▸ Exercise objective
Wherever the string "JSON" appears in the listing, copy that line.

▸ Given records

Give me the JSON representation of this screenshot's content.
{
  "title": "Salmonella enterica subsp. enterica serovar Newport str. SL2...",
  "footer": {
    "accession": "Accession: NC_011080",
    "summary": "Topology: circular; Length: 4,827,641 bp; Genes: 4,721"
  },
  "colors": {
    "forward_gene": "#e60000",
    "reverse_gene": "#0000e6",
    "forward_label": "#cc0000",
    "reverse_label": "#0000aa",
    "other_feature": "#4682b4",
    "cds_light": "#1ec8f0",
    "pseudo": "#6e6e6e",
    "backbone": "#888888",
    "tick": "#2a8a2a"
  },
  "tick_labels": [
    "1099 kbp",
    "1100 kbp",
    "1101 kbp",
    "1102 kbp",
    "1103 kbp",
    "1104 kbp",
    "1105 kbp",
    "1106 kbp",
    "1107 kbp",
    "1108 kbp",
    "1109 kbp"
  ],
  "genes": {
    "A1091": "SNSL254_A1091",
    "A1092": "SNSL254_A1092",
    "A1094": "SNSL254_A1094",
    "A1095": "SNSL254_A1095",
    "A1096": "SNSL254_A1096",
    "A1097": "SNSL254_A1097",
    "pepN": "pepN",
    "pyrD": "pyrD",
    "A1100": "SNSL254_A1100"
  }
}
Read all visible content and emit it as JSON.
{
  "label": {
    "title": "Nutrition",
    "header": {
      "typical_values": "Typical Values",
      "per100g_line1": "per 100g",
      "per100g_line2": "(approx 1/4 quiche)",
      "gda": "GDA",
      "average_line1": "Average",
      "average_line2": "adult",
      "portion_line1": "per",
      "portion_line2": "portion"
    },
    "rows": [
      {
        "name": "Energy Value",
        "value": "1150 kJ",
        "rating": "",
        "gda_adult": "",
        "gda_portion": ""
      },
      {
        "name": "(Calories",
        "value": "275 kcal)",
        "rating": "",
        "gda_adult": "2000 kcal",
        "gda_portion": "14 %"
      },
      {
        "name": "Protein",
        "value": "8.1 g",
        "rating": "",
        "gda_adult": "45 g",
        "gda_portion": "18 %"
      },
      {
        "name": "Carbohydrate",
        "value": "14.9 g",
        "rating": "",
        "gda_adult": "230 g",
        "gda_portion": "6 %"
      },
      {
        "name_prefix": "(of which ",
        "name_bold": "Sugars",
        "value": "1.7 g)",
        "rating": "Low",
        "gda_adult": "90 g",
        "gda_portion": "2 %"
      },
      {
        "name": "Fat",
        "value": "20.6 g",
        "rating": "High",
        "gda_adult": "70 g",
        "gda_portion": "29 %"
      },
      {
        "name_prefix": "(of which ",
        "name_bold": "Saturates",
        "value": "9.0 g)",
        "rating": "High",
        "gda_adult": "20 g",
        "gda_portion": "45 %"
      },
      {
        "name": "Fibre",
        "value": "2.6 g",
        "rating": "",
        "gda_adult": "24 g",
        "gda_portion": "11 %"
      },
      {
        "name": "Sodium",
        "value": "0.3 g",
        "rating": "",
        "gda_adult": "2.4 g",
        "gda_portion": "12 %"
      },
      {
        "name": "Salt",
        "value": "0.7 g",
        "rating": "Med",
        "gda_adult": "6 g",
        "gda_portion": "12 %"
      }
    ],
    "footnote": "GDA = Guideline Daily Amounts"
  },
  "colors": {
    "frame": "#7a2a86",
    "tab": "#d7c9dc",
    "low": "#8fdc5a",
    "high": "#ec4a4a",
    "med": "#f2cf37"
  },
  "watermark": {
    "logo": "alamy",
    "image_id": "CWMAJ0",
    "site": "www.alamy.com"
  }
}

▸ Answer area
Give me the JSON representation of this screenshot's content.
Read all visible content and emit it as JSON.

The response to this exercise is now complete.